Requirements
Say only how many lines contain the word "screenshot".

Extracted records
--- Begin ---

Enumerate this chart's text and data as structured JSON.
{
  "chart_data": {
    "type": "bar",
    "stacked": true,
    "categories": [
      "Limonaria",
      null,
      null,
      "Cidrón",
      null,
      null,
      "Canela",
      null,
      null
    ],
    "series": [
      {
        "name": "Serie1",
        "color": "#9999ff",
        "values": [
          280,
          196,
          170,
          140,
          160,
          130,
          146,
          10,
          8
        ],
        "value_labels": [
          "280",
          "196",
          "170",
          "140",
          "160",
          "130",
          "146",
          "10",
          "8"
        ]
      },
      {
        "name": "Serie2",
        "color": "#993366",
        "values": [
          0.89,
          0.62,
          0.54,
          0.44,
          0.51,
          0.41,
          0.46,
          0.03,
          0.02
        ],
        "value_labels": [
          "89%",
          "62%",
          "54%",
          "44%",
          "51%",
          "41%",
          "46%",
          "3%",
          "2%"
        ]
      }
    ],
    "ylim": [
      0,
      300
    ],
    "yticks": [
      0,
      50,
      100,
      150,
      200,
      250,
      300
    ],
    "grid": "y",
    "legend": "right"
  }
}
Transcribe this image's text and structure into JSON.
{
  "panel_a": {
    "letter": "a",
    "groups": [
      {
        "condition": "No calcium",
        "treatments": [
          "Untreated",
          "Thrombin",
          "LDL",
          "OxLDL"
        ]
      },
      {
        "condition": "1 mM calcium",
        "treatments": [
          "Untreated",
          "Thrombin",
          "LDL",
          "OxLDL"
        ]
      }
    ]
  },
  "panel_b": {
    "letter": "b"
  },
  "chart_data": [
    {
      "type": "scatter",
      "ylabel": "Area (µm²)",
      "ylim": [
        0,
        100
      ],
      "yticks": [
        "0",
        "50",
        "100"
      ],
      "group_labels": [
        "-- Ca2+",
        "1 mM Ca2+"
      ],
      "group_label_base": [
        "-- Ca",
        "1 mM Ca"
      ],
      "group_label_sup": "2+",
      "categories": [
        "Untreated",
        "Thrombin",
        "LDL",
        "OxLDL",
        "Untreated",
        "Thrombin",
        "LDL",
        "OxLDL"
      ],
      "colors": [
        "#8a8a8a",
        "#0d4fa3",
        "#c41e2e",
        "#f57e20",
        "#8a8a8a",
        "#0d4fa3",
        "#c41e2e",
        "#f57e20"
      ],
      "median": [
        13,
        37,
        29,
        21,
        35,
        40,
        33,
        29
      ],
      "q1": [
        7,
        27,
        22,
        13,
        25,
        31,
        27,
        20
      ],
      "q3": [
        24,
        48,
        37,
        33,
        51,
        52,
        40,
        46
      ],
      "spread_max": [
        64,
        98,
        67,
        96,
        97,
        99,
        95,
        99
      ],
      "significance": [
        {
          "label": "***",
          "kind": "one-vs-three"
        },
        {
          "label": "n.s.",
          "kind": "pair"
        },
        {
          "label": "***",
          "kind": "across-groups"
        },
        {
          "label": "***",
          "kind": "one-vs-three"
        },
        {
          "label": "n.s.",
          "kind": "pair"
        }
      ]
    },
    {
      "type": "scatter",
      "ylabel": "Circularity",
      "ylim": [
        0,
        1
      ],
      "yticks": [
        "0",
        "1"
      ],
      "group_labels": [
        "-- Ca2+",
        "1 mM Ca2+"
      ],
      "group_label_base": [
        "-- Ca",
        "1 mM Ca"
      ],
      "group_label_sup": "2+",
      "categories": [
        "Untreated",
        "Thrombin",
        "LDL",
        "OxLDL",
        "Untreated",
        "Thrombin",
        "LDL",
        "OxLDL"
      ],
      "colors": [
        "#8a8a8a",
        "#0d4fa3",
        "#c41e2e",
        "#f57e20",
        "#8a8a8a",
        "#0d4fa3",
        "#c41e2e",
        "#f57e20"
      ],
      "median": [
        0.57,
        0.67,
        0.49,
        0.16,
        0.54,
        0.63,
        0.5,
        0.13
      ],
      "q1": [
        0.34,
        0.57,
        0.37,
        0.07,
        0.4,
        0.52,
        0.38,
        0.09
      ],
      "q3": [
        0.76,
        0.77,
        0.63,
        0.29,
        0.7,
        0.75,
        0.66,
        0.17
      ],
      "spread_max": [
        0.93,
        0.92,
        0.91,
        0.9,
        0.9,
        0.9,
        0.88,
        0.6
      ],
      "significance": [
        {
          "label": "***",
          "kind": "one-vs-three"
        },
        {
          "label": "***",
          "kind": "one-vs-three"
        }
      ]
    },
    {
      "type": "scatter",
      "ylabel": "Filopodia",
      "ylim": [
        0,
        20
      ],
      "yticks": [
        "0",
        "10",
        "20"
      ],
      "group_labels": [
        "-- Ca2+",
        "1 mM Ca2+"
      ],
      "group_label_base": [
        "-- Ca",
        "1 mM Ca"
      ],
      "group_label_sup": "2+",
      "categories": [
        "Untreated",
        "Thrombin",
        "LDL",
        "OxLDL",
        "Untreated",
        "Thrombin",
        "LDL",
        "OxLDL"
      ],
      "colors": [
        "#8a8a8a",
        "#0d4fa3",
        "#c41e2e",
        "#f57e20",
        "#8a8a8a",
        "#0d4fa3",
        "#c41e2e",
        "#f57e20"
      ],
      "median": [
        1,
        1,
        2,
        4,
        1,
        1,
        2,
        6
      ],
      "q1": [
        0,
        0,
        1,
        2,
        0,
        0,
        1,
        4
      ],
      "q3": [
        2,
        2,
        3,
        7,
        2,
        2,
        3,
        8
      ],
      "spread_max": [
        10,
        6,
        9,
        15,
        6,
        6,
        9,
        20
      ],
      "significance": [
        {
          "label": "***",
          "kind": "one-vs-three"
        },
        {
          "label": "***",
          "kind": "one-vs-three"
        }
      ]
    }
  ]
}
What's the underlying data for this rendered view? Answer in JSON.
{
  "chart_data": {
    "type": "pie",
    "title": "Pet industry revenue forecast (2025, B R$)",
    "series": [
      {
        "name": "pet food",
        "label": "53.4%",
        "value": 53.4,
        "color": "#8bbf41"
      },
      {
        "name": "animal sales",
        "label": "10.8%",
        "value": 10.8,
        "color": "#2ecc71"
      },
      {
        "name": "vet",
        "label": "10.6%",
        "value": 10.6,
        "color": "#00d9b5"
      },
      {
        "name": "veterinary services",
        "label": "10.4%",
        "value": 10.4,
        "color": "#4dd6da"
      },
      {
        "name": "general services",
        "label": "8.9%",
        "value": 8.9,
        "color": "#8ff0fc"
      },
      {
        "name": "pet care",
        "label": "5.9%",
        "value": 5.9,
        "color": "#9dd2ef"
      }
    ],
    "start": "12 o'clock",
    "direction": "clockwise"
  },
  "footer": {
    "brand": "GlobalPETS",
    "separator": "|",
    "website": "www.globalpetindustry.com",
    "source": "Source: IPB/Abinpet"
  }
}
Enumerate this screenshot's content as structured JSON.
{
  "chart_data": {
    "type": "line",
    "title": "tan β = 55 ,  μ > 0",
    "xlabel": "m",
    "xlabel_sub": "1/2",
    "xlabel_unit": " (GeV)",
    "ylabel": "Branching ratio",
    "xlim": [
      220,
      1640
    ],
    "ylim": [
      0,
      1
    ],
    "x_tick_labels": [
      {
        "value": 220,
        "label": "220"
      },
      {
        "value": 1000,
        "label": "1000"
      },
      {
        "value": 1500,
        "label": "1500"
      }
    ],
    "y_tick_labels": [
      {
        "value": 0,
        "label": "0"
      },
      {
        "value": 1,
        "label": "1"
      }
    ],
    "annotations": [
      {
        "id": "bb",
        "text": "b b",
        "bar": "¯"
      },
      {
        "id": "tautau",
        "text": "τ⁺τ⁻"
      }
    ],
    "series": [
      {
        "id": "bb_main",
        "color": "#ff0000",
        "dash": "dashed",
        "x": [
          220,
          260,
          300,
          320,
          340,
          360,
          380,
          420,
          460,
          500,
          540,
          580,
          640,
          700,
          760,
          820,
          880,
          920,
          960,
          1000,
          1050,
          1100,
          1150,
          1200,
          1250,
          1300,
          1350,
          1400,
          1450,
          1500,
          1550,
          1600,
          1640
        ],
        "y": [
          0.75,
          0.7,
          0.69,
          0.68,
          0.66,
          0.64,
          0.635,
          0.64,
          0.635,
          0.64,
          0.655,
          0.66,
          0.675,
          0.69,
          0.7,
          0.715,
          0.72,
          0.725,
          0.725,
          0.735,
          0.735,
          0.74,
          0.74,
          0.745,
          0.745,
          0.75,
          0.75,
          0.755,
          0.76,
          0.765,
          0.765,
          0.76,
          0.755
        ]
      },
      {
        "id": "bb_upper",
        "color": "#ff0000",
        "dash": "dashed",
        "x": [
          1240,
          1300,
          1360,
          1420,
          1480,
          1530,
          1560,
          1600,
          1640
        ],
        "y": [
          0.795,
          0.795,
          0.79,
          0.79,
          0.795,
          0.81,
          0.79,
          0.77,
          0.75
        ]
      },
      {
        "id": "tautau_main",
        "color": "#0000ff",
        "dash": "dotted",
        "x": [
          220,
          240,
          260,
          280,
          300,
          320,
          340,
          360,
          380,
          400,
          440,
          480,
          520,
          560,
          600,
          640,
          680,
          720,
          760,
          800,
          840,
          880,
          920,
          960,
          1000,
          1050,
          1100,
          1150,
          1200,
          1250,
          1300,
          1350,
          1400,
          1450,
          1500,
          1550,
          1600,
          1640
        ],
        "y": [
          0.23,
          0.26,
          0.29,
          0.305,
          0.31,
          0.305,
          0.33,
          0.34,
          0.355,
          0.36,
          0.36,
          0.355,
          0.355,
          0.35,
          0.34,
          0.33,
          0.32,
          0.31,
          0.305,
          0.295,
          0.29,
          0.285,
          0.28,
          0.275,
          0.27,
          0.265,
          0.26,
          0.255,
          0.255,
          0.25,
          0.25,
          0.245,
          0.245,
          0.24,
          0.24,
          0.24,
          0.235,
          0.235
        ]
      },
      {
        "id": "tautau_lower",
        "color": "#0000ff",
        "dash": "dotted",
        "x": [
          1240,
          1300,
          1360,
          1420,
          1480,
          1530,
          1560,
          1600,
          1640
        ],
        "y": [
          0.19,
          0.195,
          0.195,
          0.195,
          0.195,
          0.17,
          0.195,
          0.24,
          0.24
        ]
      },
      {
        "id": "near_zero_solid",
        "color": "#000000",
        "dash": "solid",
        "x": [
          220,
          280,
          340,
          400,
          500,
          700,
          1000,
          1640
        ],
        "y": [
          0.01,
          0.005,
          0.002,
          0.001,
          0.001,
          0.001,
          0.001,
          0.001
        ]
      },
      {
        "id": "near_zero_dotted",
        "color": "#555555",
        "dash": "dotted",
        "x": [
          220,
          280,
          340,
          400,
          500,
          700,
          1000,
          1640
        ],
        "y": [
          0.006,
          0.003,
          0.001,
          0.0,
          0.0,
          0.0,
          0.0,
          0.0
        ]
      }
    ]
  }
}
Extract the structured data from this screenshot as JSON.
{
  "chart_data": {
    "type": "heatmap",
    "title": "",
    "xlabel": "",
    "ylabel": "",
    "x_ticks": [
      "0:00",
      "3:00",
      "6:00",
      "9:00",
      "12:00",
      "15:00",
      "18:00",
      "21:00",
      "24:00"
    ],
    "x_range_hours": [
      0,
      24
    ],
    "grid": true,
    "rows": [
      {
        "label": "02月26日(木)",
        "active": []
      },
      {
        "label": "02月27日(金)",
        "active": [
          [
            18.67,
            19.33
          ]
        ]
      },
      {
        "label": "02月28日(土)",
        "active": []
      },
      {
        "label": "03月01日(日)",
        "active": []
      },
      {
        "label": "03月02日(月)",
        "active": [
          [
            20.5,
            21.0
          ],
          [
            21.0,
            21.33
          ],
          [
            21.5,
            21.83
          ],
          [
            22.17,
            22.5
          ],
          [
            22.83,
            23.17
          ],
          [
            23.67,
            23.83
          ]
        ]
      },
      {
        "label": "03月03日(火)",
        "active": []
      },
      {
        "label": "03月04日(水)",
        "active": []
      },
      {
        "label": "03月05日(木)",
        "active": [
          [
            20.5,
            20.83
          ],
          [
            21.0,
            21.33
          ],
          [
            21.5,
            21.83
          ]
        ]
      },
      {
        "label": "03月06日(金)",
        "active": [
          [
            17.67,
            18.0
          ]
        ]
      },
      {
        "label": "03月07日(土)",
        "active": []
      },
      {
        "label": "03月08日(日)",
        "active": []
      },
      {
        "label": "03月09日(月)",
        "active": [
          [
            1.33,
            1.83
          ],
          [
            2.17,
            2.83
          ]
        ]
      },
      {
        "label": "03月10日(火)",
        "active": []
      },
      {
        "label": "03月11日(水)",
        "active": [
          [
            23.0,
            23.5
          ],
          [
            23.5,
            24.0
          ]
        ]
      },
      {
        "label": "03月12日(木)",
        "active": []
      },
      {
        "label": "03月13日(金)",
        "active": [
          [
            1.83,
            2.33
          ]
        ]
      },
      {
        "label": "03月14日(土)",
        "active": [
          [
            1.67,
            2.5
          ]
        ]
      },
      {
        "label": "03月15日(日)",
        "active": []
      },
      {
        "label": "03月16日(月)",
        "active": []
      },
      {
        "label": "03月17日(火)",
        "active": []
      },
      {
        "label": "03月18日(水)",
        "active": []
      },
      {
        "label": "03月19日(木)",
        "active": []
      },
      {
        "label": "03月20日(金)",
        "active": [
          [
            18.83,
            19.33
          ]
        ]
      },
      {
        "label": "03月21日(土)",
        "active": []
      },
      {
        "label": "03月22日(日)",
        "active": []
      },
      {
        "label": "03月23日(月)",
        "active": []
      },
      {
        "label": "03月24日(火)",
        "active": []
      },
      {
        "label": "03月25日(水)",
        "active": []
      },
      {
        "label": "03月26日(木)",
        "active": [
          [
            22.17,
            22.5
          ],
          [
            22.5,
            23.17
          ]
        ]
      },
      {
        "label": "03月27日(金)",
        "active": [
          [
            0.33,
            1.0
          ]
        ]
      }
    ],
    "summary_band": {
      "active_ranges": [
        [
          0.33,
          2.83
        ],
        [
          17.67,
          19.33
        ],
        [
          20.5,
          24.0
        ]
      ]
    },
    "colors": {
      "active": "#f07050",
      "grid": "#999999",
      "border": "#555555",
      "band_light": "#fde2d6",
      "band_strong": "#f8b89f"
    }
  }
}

--- End ---

Answer in full
2